• [PROBLEM DETAILS] Take every line from the listing below that contains "final".

• [STORED DATA]
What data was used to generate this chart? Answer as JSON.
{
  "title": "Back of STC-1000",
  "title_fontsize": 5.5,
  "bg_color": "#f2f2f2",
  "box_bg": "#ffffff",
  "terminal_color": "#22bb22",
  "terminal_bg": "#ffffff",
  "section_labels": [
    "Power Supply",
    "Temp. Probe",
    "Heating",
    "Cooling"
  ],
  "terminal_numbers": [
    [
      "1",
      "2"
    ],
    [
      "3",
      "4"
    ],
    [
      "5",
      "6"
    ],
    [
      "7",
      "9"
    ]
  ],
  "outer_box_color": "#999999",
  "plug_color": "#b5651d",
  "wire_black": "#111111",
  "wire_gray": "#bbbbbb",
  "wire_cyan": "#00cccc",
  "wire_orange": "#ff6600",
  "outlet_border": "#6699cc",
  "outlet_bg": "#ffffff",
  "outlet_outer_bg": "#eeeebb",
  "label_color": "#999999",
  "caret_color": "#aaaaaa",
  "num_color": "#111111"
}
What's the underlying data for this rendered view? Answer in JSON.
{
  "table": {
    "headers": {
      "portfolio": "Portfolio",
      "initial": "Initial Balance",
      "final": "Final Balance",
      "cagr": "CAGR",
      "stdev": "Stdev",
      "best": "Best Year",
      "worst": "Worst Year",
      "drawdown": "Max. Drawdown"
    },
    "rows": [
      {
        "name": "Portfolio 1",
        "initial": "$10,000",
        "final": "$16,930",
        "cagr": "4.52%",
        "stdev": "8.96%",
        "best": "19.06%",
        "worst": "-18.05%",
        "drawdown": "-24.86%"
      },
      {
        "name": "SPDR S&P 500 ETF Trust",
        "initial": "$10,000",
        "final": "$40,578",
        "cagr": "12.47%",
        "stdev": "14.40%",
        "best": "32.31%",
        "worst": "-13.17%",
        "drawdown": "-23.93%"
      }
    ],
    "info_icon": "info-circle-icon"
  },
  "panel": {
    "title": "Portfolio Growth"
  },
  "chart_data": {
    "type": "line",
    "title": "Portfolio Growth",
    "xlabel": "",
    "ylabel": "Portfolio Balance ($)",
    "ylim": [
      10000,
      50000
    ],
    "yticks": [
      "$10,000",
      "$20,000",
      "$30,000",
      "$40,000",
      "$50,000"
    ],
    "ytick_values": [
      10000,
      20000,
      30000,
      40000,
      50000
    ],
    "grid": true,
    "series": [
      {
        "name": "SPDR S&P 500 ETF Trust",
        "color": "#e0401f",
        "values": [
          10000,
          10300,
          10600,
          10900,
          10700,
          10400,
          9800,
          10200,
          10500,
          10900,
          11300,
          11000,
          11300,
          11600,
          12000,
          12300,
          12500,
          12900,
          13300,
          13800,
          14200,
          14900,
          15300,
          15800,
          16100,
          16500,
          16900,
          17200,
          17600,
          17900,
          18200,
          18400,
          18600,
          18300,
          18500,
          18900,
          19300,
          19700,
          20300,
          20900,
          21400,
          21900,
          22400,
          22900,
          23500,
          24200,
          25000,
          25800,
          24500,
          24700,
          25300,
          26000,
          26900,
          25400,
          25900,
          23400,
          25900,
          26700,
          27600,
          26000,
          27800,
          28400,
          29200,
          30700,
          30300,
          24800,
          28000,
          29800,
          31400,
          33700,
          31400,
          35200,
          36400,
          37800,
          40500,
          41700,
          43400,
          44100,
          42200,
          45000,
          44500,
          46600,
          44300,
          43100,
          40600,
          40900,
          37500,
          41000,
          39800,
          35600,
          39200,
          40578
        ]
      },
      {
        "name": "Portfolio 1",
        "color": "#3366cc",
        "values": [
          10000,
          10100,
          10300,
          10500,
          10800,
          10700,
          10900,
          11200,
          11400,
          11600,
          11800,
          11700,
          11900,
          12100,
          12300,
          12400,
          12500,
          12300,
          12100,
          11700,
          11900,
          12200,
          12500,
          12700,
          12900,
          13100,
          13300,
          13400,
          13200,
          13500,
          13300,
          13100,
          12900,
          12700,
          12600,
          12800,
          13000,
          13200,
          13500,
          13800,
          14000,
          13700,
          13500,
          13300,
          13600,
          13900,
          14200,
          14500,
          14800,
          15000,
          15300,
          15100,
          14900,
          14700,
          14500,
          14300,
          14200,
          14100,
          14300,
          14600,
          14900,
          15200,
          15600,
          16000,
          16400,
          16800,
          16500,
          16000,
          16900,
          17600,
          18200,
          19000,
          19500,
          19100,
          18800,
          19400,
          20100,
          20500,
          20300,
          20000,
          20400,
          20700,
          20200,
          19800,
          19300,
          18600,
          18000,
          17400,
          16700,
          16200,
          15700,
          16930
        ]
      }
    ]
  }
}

• [ANSWER TO THE PROBLEM]
      "final": "Final Balance",
        "final": "$16,930",
        "final": "$40,578",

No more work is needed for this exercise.